-- Begin --

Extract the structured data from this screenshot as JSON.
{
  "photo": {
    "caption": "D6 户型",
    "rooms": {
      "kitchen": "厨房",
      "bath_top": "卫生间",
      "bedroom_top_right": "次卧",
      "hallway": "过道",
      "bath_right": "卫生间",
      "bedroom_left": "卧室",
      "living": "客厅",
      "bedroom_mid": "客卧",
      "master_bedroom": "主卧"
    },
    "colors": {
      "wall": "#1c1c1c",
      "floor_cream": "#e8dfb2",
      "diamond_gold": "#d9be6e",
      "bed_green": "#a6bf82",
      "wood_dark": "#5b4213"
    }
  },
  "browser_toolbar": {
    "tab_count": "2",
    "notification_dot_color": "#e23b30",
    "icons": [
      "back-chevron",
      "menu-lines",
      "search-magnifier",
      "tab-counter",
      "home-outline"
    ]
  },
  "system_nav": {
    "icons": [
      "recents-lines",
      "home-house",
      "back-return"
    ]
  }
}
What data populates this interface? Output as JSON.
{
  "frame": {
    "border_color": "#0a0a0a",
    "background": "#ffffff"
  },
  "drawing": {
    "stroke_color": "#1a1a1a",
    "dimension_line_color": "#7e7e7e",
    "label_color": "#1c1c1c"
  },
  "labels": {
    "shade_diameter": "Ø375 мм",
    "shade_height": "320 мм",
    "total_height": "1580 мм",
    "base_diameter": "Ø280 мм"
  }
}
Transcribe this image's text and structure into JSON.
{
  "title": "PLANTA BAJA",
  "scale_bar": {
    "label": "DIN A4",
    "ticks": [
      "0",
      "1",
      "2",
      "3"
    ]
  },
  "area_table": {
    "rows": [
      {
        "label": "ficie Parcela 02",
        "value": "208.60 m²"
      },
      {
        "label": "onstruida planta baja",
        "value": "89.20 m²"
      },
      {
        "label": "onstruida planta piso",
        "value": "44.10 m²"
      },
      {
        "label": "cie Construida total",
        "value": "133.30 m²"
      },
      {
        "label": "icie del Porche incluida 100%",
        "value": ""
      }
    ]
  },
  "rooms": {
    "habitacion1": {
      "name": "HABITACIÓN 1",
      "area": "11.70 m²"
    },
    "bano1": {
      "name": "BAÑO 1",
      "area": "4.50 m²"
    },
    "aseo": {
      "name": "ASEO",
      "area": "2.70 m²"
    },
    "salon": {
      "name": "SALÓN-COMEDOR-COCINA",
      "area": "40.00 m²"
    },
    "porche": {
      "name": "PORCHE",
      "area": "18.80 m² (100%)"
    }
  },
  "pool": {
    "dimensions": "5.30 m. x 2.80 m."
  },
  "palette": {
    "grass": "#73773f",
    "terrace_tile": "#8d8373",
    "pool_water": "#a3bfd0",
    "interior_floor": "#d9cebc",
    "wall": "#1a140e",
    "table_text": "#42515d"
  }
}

-- End --

Work to be completed: The full set of records should be duplicated exactly.

Complete answer:
Extract the structured data from this screenshot as JSON.
{
  "photo": {
    "caption": "D6 户型",
    "rooms": {
      "kitchen": "厨房",
      "bath_top": "卫生间",
      "bedroom_top_right": "次卧",
      "hallway": "过道",
      "bath_right": "卫生间",
      "bedroom_left": "卧室",
      "living": "客厅",
      "bedroom_mid": "客卧",
      "master_bedroom": "主卧"
    },
    "colors": {
      "wall": "#1c1c1c",
      "floor_cream": "#e8dfb2",
      "diamond_gold": "#d9be6e",
      "bed_green": "#a6bf82",
      "wood_dark": "#5b4213"
    }
  },
  "browser_toolbar": {
    "tab_count": "2",
    "notification_dot_color": "#e23b30",
    "icons": [
      "back-chevron",
      "menu-lines",
      "search-magnifier",
      "tab-counter",
      "home-outline"
    ]
  },
  "system_nav": {
    "icons": [
      "recents-lines",
      "home-house",
      "back-return"
    ]
  }
}
What data populates this interface? Output as JSON.
{
  "frame": {
    "border_color": "#0a0a0a",
    "background": "#ffffff"
  },
  "drawing": {
    "stroke_color": "#1a1a1a",
    "dimension_line_color": "#7e7e7e",
    "label_color": "#1c1c1c"
  },
  "labels": {
    "shade_diameter": "Ø375 мм",
    "shade_height": "320 мм",
    "total_height": "1580 мм",
    "base_diameter": "Ø280 мм"
  }
}
Transcribe this image's text and structure into JSON.
{
  "title": "PLANTA BAJA",
  "scale_bar": {
    "label": "DIN A4",
    "ticks": [
      "0",
      "1",
      "2",
      "3"
    ]
  },
  "area_table": {
    "rows": [
      {
        "label": "ficie Parcela 02",
        "value": "208.60 m²"
      },
      {
        "label": "onstruida planta baja",
        "value": "89.20 m²"
      },
      {
        "label": "onstruida planta piso",
        "value": "44.10 m²"
      },
      {
        "label": "cie Construida total",
        "value": "133.30 m²"
      },
      {
        "label": "icie del Porche incluida 100%",
        "value": ""
      }
    ]
  },
  "rooms": {
    "habitacion1": {
      "name": "HABITACIÓN 1",
      "area": "11.70 m²"
    },
    "bano1": {
      "name": "BAÑO 1",
      "area": "4.50 m²"
    },
    "aseo": {
      "name": "ASEO",
      "area": "2.70 m²"
    },
    "salon": {
      "name": "SALÓN-COMEDOR-COCINA",
      "area": "40.00 m²"
    },
    "porche": {
      "name": "PORCHE",
      "area": "18.80 m² (100%)"
    }
  },
  "pool": {
    "dimensions": "5.30 m. x 2.80 m."
  },
  "palette": {
    "grass": "#73773f",
    "terrace_tile": "#8d8373",
    "pool_water": "#a3bfd0",
    "interior_floor": "#d9cebc",
    "wall": "#1a140e",
    "table_text": "#42515d"
  }
}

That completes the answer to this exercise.